**What you are asked to do:**
In the records that follow, locate every line with "소정근로시간" and extract it.

**Dataset records:**
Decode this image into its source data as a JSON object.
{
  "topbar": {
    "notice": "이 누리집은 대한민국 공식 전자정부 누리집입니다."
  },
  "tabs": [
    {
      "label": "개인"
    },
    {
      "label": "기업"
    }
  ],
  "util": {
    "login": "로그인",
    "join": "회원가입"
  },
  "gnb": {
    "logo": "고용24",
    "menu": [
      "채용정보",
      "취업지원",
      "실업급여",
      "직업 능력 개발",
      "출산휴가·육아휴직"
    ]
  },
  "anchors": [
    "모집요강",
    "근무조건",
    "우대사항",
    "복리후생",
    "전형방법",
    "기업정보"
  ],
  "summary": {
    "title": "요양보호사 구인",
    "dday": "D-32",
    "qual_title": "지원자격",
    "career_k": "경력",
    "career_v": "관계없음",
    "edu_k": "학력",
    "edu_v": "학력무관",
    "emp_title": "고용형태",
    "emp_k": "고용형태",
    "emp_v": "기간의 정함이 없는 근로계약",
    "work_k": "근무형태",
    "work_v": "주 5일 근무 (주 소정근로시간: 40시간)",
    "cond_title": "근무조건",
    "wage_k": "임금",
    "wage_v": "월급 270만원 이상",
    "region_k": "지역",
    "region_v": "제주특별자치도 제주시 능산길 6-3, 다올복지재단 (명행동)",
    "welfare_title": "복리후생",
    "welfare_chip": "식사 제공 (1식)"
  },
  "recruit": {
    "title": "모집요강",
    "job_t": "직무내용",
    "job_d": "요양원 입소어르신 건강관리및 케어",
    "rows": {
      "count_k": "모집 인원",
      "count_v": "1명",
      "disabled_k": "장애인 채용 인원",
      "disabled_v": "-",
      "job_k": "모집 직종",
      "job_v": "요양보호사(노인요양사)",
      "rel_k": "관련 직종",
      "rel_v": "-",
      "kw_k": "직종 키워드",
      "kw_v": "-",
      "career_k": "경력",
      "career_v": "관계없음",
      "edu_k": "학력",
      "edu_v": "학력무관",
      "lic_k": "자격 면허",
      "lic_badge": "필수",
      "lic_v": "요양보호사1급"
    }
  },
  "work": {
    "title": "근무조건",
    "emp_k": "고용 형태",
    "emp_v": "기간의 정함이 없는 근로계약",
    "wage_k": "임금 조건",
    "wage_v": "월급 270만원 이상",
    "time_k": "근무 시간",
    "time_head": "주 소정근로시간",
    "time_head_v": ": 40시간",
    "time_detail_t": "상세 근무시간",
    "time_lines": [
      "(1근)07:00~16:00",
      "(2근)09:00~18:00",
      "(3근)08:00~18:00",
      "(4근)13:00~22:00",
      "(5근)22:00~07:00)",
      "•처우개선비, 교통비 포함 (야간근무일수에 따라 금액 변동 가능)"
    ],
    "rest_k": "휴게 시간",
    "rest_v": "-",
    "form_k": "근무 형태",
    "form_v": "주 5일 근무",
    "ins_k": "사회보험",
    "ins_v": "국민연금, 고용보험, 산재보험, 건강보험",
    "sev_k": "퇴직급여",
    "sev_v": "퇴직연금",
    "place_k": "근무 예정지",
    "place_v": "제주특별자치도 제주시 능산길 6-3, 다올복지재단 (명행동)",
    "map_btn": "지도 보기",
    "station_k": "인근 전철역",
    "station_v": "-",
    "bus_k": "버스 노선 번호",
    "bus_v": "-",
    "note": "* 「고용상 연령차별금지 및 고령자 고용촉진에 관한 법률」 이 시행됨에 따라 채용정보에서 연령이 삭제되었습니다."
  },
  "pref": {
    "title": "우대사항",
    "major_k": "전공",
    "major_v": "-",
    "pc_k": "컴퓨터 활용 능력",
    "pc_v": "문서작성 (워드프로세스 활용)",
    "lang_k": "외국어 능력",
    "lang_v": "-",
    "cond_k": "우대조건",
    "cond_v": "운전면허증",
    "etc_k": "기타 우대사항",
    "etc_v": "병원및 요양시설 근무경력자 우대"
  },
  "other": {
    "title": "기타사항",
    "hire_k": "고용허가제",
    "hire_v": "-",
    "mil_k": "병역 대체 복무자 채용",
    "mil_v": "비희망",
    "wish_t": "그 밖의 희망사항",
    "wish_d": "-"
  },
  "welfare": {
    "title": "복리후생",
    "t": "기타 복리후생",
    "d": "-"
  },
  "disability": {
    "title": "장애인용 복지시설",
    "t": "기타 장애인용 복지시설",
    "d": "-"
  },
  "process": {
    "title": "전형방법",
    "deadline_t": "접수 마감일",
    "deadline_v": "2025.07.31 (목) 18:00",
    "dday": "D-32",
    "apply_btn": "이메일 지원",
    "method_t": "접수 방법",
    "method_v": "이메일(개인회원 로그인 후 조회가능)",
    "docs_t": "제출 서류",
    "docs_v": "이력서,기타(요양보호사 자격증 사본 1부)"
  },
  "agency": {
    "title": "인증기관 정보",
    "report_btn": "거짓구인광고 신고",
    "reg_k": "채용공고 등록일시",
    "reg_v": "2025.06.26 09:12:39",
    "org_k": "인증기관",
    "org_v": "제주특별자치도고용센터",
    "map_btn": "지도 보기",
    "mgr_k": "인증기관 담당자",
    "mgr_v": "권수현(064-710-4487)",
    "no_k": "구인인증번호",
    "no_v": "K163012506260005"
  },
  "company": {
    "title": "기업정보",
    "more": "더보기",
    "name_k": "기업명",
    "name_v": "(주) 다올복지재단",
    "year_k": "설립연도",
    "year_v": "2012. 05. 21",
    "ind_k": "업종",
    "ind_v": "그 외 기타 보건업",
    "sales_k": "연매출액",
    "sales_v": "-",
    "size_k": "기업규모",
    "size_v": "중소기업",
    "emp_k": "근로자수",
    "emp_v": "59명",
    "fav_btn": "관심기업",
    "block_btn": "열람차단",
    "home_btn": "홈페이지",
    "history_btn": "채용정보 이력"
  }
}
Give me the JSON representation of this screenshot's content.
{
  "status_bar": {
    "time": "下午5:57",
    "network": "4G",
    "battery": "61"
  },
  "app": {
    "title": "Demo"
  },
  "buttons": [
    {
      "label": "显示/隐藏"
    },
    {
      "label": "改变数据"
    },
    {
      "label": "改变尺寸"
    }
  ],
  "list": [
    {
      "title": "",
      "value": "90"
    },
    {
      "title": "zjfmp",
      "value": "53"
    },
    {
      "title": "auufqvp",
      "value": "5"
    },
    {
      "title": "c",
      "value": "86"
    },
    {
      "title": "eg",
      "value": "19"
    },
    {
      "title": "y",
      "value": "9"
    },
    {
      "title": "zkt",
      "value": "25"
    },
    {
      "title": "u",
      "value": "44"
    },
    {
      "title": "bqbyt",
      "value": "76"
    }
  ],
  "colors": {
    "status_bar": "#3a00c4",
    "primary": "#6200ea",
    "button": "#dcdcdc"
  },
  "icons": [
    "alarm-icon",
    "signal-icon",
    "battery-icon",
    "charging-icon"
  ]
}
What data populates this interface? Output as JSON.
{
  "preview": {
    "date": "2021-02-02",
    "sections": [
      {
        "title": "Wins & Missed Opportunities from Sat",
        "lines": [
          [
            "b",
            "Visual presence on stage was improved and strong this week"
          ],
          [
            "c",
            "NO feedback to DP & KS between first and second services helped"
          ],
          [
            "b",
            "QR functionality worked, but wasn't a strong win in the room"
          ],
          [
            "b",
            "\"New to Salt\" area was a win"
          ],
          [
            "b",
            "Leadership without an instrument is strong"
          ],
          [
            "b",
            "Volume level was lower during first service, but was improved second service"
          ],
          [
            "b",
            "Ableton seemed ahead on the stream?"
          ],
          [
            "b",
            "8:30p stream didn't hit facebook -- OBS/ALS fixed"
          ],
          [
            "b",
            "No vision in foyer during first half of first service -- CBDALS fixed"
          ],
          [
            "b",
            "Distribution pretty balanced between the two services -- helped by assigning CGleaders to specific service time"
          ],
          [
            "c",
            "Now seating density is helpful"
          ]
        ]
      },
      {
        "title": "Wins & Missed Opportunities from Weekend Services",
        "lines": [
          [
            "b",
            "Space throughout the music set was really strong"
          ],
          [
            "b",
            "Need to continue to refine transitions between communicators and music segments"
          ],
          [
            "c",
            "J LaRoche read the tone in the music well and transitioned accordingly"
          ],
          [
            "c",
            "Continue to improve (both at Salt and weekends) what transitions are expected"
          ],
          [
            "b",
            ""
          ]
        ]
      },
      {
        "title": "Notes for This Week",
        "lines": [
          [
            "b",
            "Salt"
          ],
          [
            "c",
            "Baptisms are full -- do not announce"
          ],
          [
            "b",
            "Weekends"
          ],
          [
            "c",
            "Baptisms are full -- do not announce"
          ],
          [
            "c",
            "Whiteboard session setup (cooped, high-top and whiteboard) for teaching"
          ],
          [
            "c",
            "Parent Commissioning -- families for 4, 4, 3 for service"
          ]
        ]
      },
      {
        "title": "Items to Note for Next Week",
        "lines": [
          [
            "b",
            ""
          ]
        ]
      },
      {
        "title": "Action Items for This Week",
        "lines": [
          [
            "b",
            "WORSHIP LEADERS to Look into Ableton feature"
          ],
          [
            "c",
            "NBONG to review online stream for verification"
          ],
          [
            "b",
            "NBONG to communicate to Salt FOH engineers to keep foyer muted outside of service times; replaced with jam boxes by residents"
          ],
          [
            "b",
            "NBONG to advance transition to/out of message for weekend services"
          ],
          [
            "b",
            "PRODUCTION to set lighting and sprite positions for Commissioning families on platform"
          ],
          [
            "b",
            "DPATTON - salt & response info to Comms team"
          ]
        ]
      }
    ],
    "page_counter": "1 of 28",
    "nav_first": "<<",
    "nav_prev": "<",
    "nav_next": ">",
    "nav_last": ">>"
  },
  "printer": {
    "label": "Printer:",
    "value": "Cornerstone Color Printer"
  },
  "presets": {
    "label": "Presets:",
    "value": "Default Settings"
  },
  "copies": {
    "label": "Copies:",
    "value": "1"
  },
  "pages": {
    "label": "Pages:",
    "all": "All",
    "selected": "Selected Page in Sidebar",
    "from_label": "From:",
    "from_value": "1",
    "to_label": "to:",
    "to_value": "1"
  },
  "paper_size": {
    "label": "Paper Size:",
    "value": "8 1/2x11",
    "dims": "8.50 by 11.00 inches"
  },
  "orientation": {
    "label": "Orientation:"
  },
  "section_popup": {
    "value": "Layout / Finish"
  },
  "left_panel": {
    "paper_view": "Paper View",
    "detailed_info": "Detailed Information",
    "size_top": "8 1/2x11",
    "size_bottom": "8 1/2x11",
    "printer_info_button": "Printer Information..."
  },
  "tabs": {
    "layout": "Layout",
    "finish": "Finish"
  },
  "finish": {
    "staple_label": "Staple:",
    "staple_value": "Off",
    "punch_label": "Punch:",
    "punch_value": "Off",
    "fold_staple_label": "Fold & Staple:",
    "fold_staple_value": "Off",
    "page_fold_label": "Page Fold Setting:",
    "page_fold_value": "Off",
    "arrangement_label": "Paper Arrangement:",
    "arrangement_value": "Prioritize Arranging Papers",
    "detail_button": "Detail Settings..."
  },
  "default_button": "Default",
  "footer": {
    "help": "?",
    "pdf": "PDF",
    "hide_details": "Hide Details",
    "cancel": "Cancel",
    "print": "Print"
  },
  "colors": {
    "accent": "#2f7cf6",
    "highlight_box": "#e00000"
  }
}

**Response to the exercise:**
    "work_v": "주 5일 근무 (주 소정근로시간: 40시간)",
    "time_head": "주 소정근로시간",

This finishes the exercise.